Do any lines in the data below contain "MEDIASTORM"? If so, copy every one of them.

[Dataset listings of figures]
--- Start ---

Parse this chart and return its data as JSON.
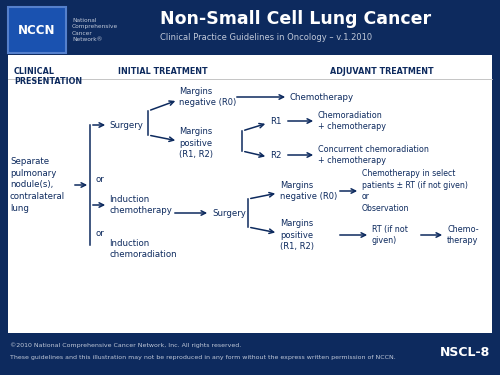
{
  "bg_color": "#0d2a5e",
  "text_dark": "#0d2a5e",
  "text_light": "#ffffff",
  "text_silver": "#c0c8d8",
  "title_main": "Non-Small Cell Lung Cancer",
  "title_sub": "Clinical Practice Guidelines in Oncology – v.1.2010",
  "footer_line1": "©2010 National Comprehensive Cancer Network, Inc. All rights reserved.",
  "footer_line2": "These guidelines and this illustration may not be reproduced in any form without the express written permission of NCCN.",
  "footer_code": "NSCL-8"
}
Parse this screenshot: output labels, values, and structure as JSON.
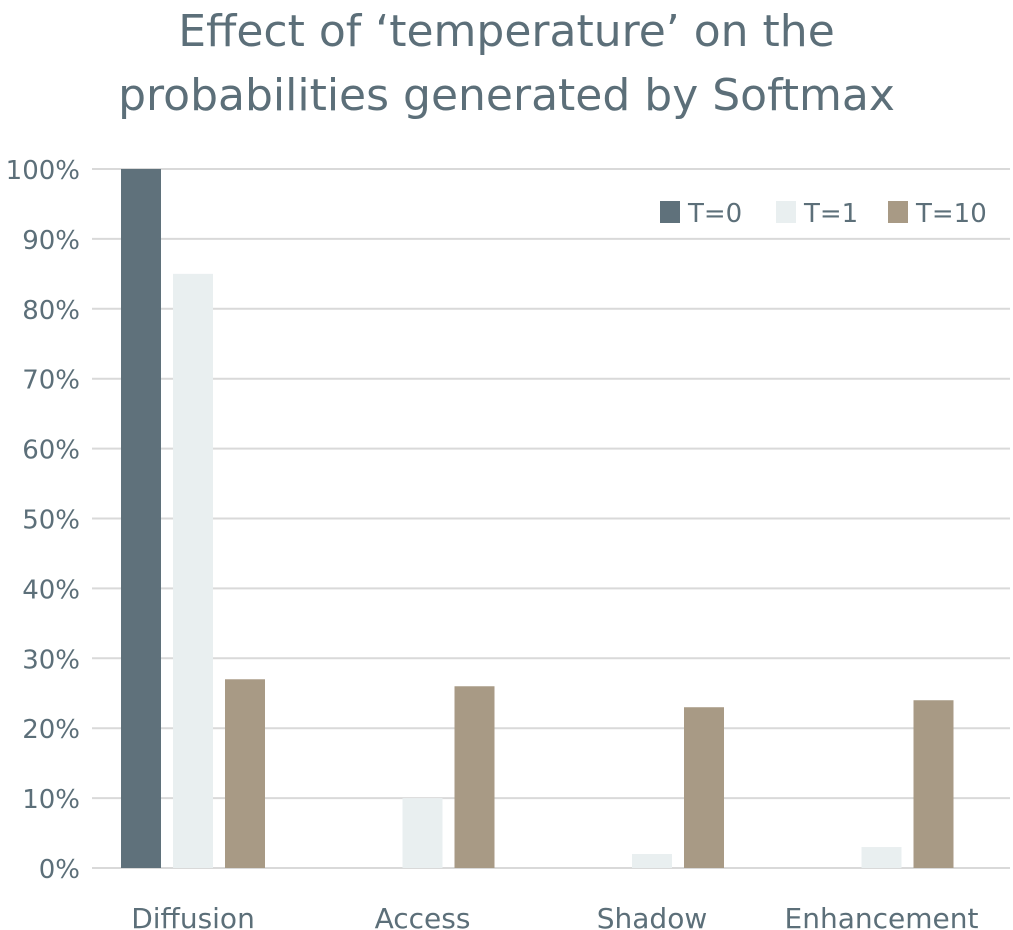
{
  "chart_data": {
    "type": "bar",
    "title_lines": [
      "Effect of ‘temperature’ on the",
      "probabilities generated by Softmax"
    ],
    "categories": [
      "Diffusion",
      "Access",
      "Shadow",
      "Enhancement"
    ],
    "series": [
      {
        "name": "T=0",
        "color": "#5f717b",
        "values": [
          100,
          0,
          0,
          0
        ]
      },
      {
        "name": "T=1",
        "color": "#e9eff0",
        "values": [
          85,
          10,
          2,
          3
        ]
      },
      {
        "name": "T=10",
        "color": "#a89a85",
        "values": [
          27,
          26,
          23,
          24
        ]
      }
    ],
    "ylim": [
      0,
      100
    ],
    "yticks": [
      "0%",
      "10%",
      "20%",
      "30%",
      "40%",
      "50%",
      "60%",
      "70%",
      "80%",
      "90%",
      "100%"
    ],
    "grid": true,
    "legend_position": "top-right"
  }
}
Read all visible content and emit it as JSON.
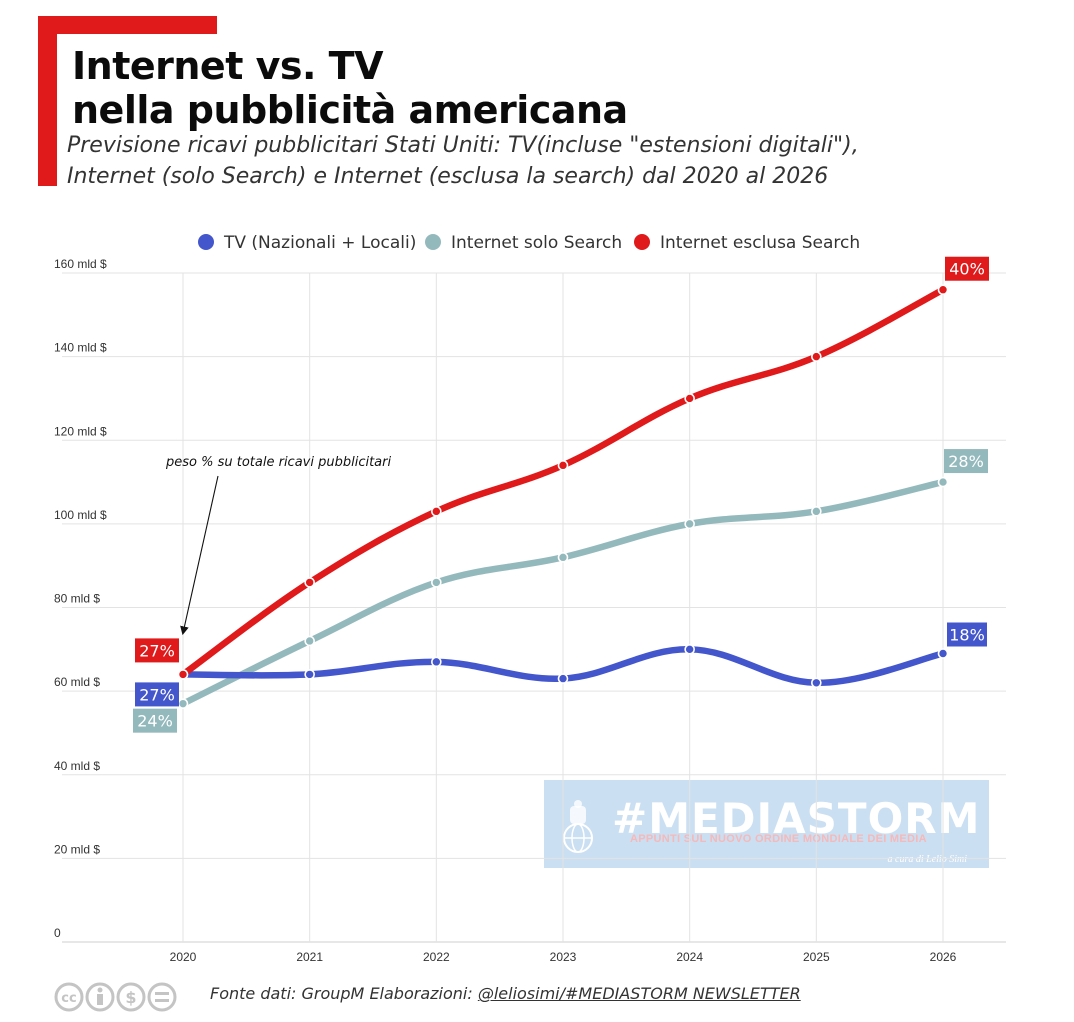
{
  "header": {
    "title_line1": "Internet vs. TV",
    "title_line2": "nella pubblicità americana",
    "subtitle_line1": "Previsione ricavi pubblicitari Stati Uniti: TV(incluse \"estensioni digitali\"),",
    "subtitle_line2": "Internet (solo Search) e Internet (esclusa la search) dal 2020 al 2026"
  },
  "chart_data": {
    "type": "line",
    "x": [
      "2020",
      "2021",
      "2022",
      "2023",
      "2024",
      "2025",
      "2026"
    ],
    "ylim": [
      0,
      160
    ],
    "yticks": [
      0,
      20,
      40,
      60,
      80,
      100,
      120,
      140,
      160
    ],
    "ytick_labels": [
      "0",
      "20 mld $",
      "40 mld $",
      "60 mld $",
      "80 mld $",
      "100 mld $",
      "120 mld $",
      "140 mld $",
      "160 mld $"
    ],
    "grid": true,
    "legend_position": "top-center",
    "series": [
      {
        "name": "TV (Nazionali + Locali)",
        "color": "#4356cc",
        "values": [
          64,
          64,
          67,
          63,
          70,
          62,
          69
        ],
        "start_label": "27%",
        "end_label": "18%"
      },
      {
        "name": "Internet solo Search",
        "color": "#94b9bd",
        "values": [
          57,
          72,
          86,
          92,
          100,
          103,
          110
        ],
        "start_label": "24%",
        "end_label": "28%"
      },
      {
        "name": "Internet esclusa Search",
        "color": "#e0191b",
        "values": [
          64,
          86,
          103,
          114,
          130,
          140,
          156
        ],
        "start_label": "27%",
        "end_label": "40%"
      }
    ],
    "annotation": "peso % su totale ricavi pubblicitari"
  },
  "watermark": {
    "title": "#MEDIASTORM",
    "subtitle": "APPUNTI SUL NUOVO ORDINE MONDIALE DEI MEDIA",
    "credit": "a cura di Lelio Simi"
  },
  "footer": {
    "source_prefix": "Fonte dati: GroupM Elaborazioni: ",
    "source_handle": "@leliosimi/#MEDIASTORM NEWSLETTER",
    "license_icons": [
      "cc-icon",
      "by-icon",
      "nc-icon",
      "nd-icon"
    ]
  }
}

--- End ---

Final result =
    "title": "#MEDIASTORM",
    "source_handle": "@leliosimi/#MEDIASTORM NEWSLETTER",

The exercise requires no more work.